Determine which lines contain the word "name", then copy those lines.
──────── MATERIAL FOR THE TASK
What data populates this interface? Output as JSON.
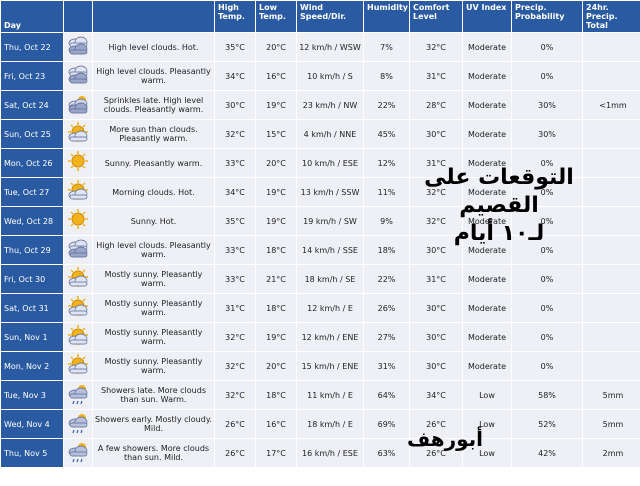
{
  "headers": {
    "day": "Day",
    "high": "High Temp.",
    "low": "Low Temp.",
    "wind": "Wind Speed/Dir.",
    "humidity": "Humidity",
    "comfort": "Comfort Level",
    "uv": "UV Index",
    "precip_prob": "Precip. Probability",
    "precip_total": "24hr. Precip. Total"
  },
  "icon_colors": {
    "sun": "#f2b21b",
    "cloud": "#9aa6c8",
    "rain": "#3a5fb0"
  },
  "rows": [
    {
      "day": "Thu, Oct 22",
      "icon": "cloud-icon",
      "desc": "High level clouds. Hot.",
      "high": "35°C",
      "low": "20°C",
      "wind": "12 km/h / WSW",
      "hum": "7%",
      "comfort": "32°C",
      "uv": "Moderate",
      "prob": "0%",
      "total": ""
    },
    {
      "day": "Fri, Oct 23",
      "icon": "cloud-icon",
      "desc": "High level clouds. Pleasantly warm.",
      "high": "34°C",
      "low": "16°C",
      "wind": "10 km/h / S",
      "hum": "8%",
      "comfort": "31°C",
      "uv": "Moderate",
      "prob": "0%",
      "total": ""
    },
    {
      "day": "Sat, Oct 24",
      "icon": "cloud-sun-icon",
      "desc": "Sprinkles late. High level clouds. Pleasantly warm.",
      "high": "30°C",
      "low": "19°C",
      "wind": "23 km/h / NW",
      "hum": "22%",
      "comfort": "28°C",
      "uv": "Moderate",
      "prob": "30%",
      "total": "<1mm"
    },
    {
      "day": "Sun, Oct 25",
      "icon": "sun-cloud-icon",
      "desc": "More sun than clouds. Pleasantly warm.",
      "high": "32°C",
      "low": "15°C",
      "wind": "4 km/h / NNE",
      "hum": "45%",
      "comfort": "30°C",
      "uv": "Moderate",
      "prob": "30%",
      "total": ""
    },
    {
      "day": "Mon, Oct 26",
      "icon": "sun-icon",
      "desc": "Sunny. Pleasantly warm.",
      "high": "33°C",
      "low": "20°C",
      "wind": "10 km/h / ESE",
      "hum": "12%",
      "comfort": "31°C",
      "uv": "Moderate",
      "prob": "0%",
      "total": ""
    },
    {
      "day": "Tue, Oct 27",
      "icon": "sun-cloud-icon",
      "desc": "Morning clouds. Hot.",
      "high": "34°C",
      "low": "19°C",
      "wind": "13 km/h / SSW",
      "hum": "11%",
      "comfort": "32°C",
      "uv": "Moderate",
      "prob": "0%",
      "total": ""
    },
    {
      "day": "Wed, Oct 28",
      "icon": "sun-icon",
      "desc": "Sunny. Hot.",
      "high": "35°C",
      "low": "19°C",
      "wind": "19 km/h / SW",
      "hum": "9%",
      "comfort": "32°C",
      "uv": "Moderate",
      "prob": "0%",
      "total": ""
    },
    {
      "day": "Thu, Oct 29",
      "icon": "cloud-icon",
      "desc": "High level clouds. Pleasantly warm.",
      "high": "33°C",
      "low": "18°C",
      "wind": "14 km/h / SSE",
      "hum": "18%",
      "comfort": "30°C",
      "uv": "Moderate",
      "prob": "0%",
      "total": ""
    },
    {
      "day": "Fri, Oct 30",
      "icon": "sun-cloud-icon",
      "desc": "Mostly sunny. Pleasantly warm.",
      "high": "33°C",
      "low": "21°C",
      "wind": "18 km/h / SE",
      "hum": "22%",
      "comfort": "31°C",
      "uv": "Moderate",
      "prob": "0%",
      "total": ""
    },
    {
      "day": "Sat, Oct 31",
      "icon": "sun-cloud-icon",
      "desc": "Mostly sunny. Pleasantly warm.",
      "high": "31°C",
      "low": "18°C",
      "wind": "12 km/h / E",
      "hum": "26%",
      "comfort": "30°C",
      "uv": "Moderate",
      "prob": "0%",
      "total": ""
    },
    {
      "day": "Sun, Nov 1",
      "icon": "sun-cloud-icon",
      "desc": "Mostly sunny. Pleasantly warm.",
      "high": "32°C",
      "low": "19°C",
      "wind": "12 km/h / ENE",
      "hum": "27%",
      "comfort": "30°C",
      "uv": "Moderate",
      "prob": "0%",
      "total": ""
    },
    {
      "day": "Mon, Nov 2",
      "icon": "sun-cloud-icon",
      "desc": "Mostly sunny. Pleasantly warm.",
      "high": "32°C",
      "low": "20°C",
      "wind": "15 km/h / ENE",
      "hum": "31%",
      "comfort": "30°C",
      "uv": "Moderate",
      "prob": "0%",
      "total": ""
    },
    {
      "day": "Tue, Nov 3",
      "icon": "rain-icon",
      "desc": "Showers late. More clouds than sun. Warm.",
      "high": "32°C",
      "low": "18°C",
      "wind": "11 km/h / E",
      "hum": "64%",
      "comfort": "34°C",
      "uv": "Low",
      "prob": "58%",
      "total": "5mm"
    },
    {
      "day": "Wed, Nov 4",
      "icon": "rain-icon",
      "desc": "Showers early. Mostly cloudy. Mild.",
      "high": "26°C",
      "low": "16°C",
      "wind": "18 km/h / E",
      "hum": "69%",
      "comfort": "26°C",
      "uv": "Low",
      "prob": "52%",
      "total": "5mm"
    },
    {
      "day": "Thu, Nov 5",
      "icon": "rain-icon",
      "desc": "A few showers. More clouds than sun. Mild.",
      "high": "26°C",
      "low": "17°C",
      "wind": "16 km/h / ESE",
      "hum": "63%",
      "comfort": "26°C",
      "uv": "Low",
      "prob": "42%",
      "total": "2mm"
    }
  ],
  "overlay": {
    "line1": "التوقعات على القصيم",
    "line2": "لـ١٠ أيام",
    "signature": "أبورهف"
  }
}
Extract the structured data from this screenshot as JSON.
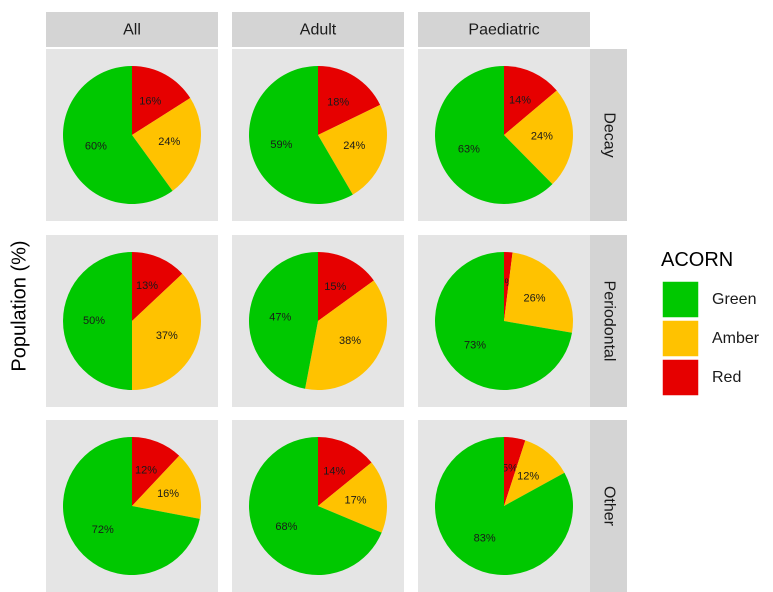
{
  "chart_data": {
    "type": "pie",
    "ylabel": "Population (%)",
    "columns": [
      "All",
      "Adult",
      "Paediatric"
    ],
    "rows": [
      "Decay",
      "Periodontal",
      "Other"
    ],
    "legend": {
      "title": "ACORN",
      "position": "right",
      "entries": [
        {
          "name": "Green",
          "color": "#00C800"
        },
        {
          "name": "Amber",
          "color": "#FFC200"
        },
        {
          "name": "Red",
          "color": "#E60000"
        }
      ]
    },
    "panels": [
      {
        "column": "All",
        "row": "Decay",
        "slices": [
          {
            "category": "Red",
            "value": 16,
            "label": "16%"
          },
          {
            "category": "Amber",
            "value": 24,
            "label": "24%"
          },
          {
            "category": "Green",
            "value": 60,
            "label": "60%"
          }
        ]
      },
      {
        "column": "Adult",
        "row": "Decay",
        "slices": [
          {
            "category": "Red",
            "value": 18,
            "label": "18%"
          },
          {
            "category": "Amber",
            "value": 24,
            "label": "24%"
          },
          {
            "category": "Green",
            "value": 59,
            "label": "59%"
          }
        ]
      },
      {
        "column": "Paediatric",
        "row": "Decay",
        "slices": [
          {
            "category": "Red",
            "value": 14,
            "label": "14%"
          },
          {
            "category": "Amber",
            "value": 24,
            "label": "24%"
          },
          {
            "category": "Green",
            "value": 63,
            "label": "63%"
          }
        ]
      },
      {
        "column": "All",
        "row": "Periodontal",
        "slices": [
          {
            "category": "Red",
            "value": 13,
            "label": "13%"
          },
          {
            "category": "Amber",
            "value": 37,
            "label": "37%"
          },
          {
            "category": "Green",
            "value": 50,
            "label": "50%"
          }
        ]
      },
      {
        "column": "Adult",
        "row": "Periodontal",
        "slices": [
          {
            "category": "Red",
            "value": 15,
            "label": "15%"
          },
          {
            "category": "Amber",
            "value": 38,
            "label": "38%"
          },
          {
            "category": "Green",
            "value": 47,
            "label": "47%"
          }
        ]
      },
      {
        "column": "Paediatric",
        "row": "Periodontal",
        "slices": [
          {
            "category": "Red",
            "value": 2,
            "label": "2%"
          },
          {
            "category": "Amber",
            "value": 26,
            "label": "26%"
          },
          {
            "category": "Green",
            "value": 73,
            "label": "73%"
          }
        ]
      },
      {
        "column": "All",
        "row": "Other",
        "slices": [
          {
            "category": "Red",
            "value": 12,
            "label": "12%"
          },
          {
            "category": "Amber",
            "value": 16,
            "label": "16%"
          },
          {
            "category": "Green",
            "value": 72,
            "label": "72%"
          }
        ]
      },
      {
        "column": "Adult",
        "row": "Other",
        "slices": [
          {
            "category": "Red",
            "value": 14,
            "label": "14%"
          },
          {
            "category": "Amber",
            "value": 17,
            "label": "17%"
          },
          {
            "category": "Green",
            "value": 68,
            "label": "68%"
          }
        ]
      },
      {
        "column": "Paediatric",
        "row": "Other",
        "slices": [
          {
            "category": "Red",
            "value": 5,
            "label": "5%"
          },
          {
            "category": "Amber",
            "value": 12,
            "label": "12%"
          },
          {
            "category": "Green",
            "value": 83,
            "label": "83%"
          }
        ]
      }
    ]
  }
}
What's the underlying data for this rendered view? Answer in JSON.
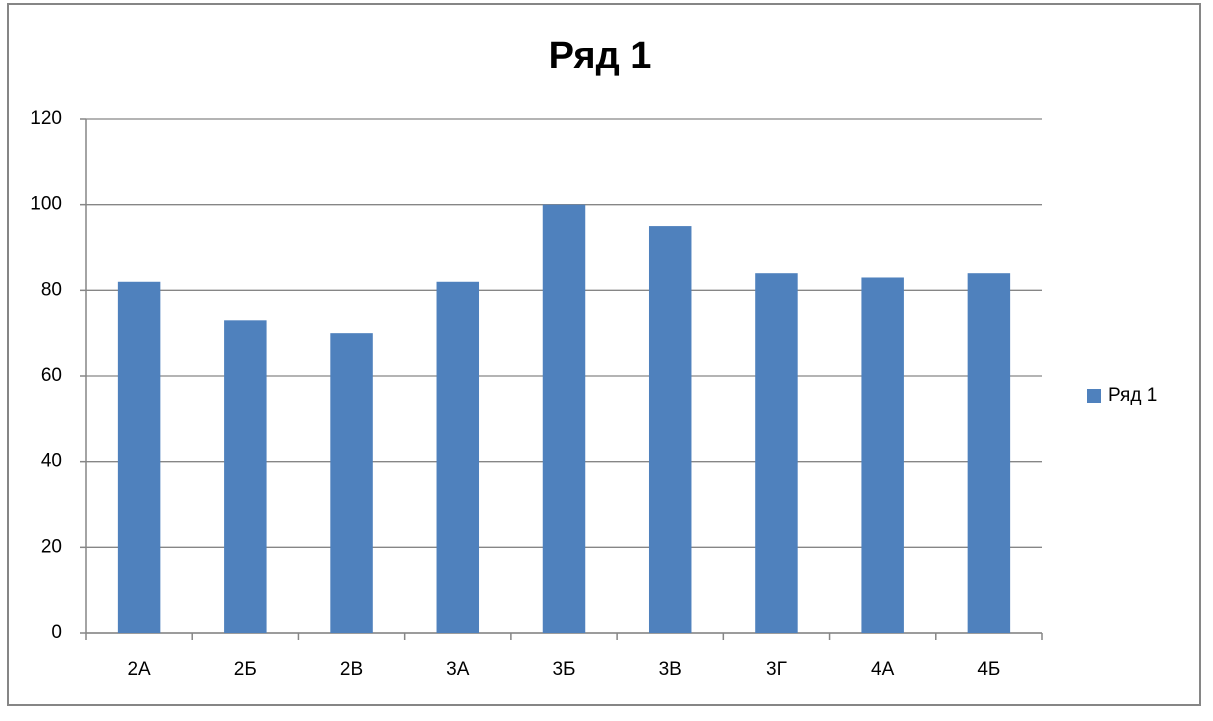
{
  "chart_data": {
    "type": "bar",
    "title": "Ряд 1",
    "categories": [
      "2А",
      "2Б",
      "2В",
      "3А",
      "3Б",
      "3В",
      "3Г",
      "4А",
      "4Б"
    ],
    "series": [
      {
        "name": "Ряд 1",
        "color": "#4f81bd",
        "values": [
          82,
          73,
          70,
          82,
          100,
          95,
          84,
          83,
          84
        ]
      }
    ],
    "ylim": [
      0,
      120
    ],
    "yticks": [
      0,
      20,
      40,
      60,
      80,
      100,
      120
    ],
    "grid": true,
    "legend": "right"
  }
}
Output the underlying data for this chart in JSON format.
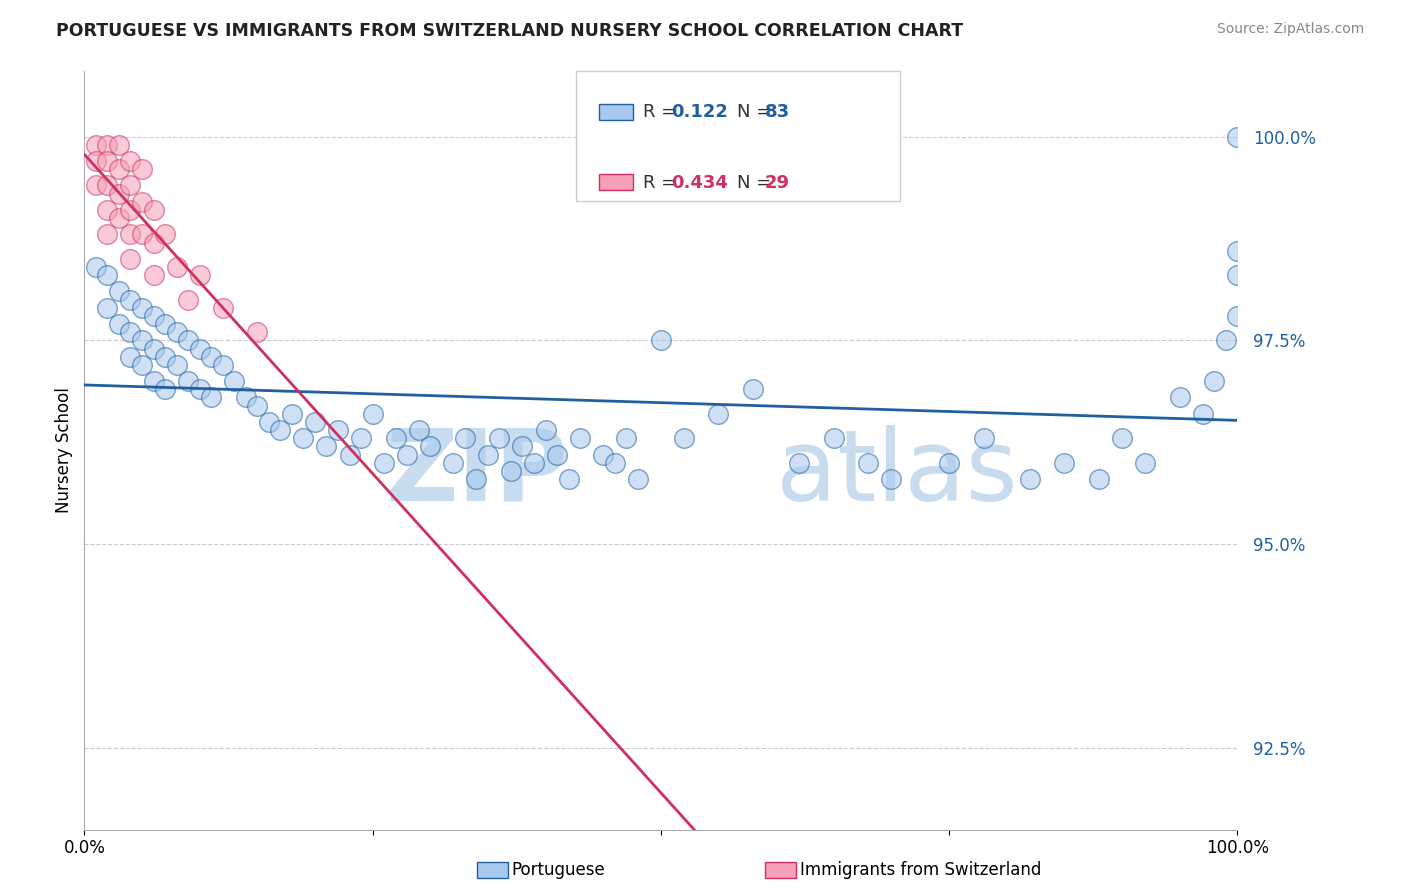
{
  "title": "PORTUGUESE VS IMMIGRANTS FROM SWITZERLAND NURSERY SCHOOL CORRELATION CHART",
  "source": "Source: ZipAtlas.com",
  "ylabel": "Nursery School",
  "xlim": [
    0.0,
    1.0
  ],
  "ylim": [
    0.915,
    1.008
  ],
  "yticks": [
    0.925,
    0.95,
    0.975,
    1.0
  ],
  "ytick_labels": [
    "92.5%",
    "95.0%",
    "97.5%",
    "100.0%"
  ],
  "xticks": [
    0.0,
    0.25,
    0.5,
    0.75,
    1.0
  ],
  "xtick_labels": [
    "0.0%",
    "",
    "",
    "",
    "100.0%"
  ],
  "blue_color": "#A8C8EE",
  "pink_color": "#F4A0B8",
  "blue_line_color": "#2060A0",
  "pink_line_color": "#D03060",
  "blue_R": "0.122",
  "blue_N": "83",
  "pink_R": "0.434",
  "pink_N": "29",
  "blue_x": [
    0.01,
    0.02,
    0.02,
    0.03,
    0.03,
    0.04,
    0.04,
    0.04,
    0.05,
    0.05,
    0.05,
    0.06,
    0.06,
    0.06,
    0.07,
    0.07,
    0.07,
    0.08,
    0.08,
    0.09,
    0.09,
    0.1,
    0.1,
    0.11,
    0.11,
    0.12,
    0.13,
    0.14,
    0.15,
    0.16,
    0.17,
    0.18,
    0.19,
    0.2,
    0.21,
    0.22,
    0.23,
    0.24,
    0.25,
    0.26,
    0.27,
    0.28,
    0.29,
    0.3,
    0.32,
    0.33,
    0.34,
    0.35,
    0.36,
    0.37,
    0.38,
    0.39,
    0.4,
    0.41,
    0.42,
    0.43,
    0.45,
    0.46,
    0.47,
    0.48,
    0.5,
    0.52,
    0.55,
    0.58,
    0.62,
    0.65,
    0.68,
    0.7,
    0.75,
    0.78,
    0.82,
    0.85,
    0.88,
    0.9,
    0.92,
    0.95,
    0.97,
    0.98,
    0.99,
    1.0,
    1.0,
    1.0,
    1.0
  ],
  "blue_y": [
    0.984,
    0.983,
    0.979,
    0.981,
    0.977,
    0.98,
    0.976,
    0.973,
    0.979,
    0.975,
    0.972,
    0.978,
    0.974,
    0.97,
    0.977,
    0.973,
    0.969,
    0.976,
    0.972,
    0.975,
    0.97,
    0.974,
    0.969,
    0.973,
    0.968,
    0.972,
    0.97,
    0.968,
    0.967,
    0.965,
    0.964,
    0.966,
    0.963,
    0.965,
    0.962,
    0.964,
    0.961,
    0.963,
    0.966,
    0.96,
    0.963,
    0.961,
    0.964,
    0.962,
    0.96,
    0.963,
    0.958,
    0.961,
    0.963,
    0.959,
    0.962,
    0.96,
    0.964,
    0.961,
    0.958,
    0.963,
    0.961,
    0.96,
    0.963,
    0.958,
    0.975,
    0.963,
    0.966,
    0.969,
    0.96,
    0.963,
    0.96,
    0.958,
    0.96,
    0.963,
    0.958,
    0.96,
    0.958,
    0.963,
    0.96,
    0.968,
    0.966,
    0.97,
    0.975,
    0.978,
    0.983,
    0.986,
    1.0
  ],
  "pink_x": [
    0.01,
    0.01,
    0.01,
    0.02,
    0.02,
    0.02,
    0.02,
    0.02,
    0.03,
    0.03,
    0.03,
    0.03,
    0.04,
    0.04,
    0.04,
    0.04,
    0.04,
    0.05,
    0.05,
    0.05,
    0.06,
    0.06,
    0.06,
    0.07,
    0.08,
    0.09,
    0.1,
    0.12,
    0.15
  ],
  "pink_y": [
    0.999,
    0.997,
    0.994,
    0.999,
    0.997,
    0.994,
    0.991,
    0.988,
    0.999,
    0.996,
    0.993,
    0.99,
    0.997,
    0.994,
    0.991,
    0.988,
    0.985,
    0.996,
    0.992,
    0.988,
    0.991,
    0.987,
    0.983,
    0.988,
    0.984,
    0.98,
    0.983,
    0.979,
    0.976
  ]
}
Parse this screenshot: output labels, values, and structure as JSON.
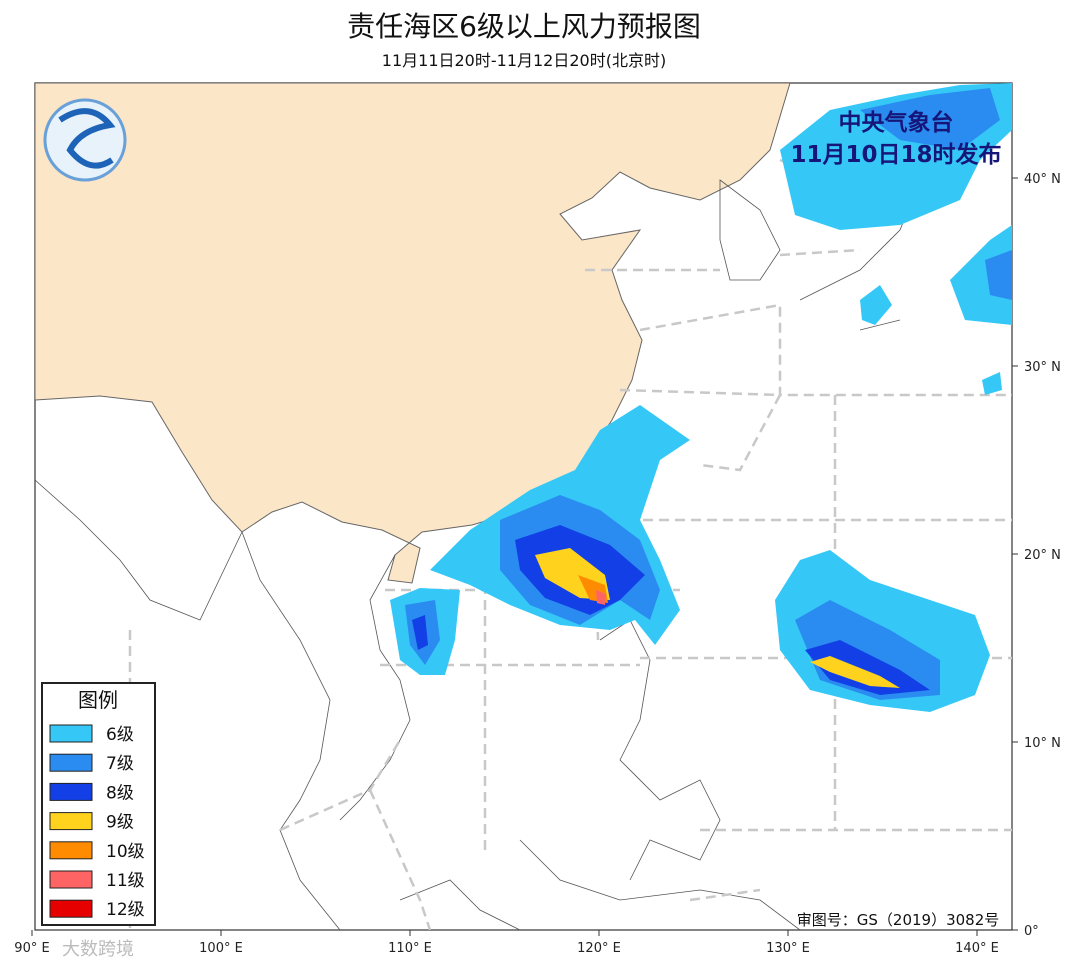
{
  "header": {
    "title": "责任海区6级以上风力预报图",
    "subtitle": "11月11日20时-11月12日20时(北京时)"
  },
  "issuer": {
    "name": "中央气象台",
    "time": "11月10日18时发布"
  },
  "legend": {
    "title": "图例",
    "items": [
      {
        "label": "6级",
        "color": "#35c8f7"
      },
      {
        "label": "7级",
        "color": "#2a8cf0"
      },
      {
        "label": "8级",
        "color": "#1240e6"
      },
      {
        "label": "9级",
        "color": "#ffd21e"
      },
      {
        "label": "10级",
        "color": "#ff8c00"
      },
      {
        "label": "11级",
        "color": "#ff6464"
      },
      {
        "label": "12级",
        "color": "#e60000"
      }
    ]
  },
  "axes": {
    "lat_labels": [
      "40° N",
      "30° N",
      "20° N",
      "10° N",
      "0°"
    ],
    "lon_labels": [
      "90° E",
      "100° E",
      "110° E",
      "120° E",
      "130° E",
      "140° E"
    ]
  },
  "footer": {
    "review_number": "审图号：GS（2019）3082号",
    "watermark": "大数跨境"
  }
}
────────────────
* SOLUTION TO THIS EXERCISE *
          "name": "Green",
          "name": "Amber",
          "name": "Red",
        "name": "Ряд 1",
    "name": "中央气象台",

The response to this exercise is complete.